Starting at the line that contains "Extract the structured", copy each line through the end of the listing below. Include both ends and output nothing more.

begin

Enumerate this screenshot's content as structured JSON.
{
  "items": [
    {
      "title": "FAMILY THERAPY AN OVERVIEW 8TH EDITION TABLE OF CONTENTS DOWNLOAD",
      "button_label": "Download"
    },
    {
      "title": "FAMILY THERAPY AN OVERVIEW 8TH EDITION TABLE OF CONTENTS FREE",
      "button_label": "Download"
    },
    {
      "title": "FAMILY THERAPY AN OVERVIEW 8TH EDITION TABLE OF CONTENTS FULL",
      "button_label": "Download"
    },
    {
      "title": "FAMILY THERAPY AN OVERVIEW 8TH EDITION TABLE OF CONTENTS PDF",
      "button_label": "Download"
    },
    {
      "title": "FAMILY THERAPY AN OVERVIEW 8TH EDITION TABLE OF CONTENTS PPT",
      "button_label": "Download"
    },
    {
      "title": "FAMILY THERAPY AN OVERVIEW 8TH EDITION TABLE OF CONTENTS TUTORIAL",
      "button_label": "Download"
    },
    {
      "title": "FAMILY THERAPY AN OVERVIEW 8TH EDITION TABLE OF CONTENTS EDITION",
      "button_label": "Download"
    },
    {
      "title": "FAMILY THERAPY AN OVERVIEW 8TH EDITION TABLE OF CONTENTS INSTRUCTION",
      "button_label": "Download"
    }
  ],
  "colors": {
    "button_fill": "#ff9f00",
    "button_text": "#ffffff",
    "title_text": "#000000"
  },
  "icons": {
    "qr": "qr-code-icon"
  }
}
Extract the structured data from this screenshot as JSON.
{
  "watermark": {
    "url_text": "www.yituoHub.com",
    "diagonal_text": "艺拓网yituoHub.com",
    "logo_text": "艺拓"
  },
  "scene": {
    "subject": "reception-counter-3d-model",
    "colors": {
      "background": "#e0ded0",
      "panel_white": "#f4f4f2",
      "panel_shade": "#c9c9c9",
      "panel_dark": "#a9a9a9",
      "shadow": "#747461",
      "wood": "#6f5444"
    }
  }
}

end

REPLY TO THE EXERCISE:
Extract the structured data from this screenshot as JSON.
{
  "watermark": {
    "url_text": "www.yituoHub.com",
    "diagonal_text": "艺拓网yituoHub.com",
    "logo_text": "艺拓"
  },
  "scene": {
    "subject": "reception-counter-3d-model",
    "colors": {
      "background": "#e0ded0",
      "panel_white": "#f4f4f2",
      "panel_shade": "#c9c9c9",
      "panel_dark": "#a9a9a9",
      "shadow": "#747461",
      "wood": "#6f5444"
    }
  }
}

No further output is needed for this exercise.